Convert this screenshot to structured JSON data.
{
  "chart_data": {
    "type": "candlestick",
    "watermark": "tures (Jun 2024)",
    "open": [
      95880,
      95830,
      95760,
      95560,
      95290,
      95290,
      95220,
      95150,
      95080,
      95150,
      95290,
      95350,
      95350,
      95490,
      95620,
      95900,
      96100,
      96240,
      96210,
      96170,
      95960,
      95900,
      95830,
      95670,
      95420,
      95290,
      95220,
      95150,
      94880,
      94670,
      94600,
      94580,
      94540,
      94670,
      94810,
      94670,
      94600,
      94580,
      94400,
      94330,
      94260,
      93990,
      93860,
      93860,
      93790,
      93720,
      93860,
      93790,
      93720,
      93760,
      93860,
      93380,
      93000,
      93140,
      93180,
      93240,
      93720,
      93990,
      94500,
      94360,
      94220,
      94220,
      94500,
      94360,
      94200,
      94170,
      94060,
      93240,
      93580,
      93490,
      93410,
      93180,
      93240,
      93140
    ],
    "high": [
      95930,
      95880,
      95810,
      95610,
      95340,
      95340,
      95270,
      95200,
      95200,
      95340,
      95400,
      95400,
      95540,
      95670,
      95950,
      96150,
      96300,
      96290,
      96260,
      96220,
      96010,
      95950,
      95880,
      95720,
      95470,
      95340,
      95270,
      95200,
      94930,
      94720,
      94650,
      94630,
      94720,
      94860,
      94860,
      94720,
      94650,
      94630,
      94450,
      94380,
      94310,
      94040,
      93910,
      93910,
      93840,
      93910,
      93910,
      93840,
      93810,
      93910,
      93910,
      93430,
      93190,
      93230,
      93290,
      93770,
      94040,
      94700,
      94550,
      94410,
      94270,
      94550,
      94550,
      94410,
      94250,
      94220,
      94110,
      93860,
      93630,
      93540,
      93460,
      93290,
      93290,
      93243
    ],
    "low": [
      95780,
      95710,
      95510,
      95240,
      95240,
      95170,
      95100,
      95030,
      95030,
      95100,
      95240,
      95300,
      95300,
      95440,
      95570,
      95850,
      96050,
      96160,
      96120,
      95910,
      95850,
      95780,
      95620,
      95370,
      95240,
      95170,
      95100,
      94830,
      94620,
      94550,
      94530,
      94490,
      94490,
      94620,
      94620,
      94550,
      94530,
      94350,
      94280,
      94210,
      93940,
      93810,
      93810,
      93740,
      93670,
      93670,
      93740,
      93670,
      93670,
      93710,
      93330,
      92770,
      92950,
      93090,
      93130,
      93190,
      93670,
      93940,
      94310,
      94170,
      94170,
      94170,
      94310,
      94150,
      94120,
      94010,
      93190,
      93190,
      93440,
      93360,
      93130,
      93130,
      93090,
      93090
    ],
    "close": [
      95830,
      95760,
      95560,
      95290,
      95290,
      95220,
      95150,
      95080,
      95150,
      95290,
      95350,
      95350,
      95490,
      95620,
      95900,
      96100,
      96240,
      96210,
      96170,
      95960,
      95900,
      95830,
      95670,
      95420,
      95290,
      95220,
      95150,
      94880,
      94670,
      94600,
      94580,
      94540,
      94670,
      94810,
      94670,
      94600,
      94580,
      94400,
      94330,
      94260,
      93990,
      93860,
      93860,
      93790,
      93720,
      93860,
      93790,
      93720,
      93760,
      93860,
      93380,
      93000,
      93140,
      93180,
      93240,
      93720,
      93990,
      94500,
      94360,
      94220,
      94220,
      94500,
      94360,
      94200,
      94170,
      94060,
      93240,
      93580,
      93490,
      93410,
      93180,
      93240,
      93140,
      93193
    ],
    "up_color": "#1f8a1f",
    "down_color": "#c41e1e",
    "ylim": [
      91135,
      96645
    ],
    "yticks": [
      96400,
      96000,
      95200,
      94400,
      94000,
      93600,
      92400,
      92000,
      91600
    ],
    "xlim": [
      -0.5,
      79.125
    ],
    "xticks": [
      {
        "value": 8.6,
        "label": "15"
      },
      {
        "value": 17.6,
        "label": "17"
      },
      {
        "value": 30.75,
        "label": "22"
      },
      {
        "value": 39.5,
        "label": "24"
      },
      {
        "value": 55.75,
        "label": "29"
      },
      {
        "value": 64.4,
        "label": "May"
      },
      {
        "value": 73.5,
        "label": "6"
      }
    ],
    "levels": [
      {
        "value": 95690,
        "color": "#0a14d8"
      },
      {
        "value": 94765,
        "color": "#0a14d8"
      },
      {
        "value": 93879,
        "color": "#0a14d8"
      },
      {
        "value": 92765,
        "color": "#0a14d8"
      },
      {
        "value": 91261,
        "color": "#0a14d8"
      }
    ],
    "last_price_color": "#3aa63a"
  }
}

────────────────────

EXERCISE:
Each entry must be reproduced verbatim.

EXERCISE RESULT:
Convert this screenshot to structured JSON data.
{
  "chart_data": {
    "type": "candlestick",
    "watermark": "tures (Jun 2024)",
    "open": [
      95880,
      95830,
      95760,
      95560,
      95290,
      95290,
      95220,
      95150,
      95080,
      95150,
      95290,
      95350,
      95350,
      95490,
      95620,
      95900,
      96100,
      96240,
      96210,
      96170,
      95960,
      95900,
      95830,
      95670,
      95420,
      95290,
      95220,
      95150,
      94880,
      94670,
      94600,
      94580,
      94540,
      94670,
      94810,
      94670,
      94600,
      94580,
      94400,
      94330,
      94260,
      93990,
      93860,
      93860,
      93790,
      93720,
      93860,
      93790,
      93720,
      93760,
      93860,
      93380,
      93000,
      93140,
      93180,
      93240,
      93720,
      93990,
      94500,
      94360,
      94220,
      94220,
      94500,
      94360,
      94200,
      94170,
      94060,
      93240,
      93580,
      93490,
      93410,
      93180,
      93240,
      93140
    ],
    "high": [
      95930,
      95880,
      95810,
      95610,
      95340,
      95340,
      95270,
      95200,
      95200,
      95340,
      95400,
      95400,
      95540,
      95670,
      95950,
      96150,
      96300,
      96290,
      96260,
      96220,
      96010,
      95950,
      95880,
      95720,
      95470,
      95340,
      95270,
      95200,
      94930,
      94720,
      94650,
      94630,
      94720,
      94860,
      94860,
      94720,
      94650,
      94630,
      94450,
      94380,
      94310,
      94040,
      93910,
      93910,
      93840,
      93910,
      93910,
      93840,
      93810,
      93910,
      93910,
      93430,
      93190,
      93230,
      93290,
      93770,
      94040,
      94700,
      94550,
      94410,
      94270,
      94550,
      94550,
      94410,
      94250,
      94220,
      94110,
      93860,
      93630,
      93540,
      93460,
      93290,
      93290,
      93243
    ],
    "low": [
      95780,
      95710,
      95510,
      95240,
      95240,
      95170,
      95100,
      95030,
      95030,
      95100,
      95240,
      95300,
      95300,
      95440,
      95570,
      95850,
      96050,
      96160,
      96120,
      95910,
      95850,
      95780,
      95620,
      95370,
      95240,
      95170,
      95100,
      94830,
      94620,
      94550,
      94530,
      94490,
      94490,
      94620,
      94620,
      94550,
      94530,
      94350,
      94280,
      94210,
      93940,
      93810,
      93810,
      93740,
      93670,
      93670,
      93740,
      93670,
      93670,
      93710,
      93330,
      92770,
      92950,
      93090,
      93130,
      93190,
      93670,
      93940,
      94310,
      94170,
      94170,
      94170,
      94310,
      94150,
      94120,
      94010,
      93190,
      93190,
      93440,
      93360,
      93130,
      93130,
      93090,
      93090
    ],
    "close": [
      95830,
      95760,
      95560,
      95290,
      95290,
      95220,
      95150,
      95080,
      95150,
      95290,
      95350,
      95350,
      95490,
      95620,
      95900,
      96100,
      96240,
      96210,
      96170,
      95960,
      95900,
      95830,
      95670,
      95420,
      95290,
      95220,
      95150,
      94880,
      94670,
      94600,
      94580,
      94540,
      94670,
      94810,
      94670,
      94600,
      94580,
      94400,
      94330,
      94260,
      93990,
      93860,
      93860,
      93790,
      93720,
      93860,
      93790,
      93720,
      93760,
      93860,
      93380,
      93000,
      93140,
      93180,
      93240,
      93720,
      93990,
      94500,
      94360,
      94220,
      94220,
      94500,
      94360,
      94200,
      94170,
      94060,
      93240,
      93580,
      93490,
      93410,
      93180,
      93240,
      93140,
      93193
    ],
    "up_color": "#1f8a1f",
    "down_color": "#c41e1e",
    "ylim": [
      91135,
      96645
    ],
    "yticks": [
      96400,
      96000,
      95200,
      94400,
      94000,
      93600,
      92400,
      92000,
      91600
    ],
    "xlim": [
      -0.5,
      79.125
    ],
    "xticks": [
      {
        "value": 8.6,
        "label": "15"
      },
      {
        "value": 17.6,
        "label": "17"
      },
      {
        "value": 30.75,
        "label": "22"
      },
      {
        "value": 39.5,
        "label": "24"
      },
      {
        "value": 55.75,
        "label": "29"
      },
      {
        "value": 64.4,
        "label": "May"
      },
      {
        "value": 73.5,
        "label": "6"
      }
    ],
    "levels": [
      {
        "value": 95690,
        "color": "#0a14d8"
      },
      {
        "value": 94765,
        "color": "#0a14d8"
      },
      {
        "value": 93879,
        "color": "#0a14d8"
      },
      {
        "value": 92765,
        "color": "#0a14d8"
      },
      {
        "value": 91261,
        "color": "#0a14d8"
      }
    ],
    "last_price_color": "#3aa63a"
  }
}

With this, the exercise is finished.